## What is needed
Below are some records. Copy every line in them that holds "color".

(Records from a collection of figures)

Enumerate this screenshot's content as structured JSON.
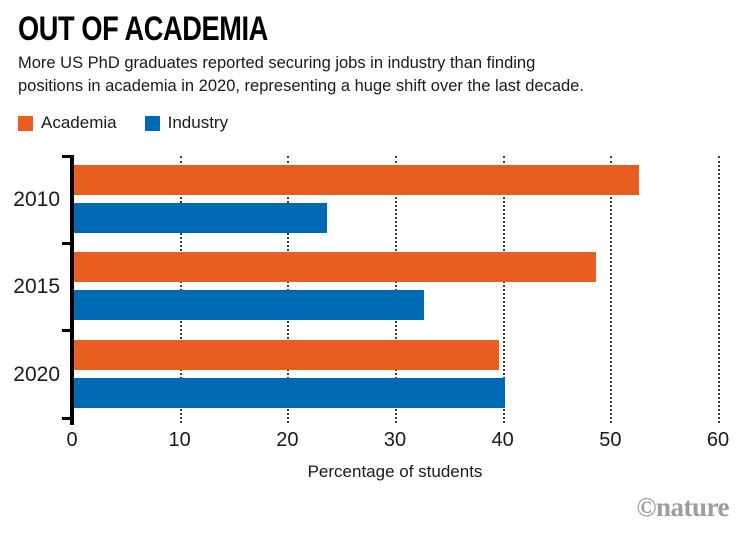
{
  "header": {
    "title": "OUT OF ACADEMIA",
    "subtitle_lines": [
      "More US PhD graduates reported securing jobs in industry than finding",
      "positions in academia in 2020, representing a huge shift over the last decade."
    ]
  },
  "legend": {
    "items": [
      {
        "label": "Academia",
        "color": "#E85E20"
      },
      {
        "label": "Industry",
        "color": "#0069B4"
      }
    ]
  },
  "chart_data": {
    "type": "bar",
    "orientation": "horizontal",
    "title": "OUT OF ACADEMIA",
    "categories": [
      "2010",
      "2015",
      "2020"
    ],
    "series": [
      {
        "name": "Academia",
        "color": "#E85E20",
        "values": [
          52.5,
          48.5,
          39.5
        ]
      },
      {
        "name": "Industry",
        "color": "#0069B4",
        "values": [
          23.5,
          32.5,
          40
        ]
      }
    ],
    "xlabel": "Percentage of students",
    "ylabel": "",
    "xlim": [
      0,
      60
    ],
    "xticks": [
      0,
      10,
      20,
      30,
      40,
      50,
      60
    ],
    "grid": "vertical-dotted",
    "legend_position": "top-left"
  },
  "watermark": {
    "text": "©nature"
  }
}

## Solved problem
        "color": "#E85E20"
        "color": "#0069B4"
        "color": "#E85E20",
        "color": "#0069B4",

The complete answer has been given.